Rows from a dataset
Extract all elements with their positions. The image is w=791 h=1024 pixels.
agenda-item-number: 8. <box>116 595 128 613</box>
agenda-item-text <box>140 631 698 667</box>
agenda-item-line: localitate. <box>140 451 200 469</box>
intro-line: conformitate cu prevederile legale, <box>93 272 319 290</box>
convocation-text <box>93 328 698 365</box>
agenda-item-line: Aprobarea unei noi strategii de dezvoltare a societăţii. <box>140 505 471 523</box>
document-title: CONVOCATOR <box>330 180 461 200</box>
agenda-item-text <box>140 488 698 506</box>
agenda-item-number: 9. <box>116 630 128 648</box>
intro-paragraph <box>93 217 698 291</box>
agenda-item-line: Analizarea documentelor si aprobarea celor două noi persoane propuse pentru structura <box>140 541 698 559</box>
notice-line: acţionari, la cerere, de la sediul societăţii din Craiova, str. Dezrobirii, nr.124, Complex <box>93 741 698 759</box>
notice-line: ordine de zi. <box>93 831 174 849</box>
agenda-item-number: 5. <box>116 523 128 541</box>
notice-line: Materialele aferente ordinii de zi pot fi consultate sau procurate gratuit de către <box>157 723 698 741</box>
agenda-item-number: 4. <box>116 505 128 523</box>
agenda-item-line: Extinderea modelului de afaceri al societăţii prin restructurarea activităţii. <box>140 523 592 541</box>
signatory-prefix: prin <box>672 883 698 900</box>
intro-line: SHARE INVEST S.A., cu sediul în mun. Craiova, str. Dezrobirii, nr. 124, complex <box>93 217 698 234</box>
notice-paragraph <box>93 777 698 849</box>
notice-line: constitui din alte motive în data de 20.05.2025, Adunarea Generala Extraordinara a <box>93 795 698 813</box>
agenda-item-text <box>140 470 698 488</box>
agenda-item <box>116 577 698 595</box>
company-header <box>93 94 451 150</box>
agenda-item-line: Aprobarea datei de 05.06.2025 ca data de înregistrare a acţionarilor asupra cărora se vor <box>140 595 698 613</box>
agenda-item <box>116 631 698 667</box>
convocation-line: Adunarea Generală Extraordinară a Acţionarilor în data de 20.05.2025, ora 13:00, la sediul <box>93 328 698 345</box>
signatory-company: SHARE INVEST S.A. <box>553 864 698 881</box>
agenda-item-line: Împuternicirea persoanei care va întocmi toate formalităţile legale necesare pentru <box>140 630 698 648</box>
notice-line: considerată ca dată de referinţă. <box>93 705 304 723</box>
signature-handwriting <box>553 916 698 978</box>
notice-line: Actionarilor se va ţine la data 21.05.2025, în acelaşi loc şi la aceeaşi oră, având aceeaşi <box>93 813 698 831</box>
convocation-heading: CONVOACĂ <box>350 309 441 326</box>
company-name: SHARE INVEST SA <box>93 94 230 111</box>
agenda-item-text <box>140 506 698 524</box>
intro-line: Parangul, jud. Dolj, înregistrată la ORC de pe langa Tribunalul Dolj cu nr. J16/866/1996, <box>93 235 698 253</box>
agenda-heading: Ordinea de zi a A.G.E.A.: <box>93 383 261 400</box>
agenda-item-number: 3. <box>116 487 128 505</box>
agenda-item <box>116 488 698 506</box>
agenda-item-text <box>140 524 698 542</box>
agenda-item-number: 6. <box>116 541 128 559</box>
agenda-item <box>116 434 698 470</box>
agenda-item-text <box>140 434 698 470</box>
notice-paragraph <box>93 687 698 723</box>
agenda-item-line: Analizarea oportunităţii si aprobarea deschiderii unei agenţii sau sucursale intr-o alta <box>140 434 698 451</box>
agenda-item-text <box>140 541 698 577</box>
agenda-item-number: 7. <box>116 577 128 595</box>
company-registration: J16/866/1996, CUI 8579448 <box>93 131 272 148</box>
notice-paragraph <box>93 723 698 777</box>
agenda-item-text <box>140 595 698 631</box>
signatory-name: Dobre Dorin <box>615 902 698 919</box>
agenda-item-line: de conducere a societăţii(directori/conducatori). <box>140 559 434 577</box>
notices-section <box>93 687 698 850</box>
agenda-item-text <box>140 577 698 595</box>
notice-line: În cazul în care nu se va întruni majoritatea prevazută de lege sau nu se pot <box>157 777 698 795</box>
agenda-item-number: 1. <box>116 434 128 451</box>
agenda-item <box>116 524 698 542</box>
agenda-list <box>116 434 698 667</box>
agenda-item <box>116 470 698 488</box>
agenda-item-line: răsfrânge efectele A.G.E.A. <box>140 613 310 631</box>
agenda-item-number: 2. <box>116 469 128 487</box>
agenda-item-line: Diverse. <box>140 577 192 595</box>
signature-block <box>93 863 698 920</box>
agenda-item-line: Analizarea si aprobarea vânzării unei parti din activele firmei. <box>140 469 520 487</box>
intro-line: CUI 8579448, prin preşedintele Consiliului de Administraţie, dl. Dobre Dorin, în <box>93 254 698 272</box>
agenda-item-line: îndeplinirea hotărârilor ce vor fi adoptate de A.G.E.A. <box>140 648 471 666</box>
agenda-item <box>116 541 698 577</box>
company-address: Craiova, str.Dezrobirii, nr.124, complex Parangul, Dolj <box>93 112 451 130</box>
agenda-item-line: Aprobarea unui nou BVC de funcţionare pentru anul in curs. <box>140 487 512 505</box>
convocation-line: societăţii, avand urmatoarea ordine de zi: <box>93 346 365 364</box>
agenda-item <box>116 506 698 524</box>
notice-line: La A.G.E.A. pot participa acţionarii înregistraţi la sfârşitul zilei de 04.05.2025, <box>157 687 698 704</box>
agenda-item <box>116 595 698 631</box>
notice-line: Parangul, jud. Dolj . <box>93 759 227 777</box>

Instruction = Please rewrite the data from its start through the line with "convocation-text <box>93 328 698 365</box>", changing "positions" to "coordinates" and leaving everything else as it is.

Response to the exercise =
Extract all elements with their coordinates. The image is w=791 h=1024 pixels.
agenda-item-number: 8. <box>116 595 128 613</box>
agenda-item-text <box>140 631 698 667</box>
agenda-item-line: localitate. <box>140 451 200 469</box>
intro-line: conformitate cu prevederile legale, <box>93 272 319 290</box>
convocation-text <box>93 328 698 365</box>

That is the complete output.